## PROMPT
In the lines below, how many hold the word "Zabbix"? Answer only with the number.
## BEGIN DATA IN THIS EXERCISE
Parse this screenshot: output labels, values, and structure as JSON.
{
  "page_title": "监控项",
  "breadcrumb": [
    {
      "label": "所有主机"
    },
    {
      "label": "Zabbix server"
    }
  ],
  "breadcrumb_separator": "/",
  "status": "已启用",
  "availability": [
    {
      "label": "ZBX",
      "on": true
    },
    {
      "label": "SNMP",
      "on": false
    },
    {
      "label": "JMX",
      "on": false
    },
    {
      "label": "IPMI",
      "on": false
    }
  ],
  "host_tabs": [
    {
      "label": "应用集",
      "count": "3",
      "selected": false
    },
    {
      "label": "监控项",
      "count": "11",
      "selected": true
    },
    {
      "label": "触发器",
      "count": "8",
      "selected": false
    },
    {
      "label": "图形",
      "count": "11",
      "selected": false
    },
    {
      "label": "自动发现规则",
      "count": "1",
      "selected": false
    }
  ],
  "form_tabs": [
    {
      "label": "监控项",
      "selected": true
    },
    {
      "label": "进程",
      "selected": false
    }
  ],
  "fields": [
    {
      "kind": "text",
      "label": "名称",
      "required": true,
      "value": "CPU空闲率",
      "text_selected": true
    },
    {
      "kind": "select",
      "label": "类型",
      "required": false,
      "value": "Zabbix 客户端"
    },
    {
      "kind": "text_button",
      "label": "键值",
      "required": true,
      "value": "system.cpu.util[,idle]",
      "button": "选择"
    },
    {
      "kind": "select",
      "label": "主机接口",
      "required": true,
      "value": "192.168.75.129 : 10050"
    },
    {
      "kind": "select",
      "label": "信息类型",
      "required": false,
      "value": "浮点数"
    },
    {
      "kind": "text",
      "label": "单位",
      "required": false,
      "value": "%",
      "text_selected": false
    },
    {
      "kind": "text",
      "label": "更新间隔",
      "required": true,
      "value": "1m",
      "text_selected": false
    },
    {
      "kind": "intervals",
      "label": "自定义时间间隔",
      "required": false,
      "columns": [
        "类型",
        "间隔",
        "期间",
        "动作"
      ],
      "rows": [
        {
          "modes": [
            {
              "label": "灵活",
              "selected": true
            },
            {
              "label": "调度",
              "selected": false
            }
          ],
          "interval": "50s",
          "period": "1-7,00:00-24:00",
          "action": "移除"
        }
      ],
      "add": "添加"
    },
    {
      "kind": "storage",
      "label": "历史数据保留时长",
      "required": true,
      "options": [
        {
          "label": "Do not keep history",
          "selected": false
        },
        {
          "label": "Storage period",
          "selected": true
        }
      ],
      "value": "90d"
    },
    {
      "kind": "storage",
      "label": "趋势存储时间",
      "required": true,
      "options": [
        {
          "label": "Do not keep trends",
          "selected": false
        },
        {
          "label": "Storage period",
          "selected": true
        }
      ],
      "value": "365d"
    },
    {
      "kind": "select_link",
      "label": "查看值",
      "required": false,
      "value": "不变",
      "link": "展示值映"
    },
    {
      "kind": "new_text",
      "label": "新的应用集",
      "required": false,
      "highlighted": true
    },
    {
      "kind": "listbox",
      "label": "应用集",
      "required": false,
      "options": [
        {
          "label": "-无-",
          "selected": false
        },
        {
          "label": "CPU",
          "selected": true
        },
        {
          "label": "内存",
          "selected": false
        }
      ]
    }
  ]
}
## END DATA IN THIS EXERCISE
## THE RESULT
2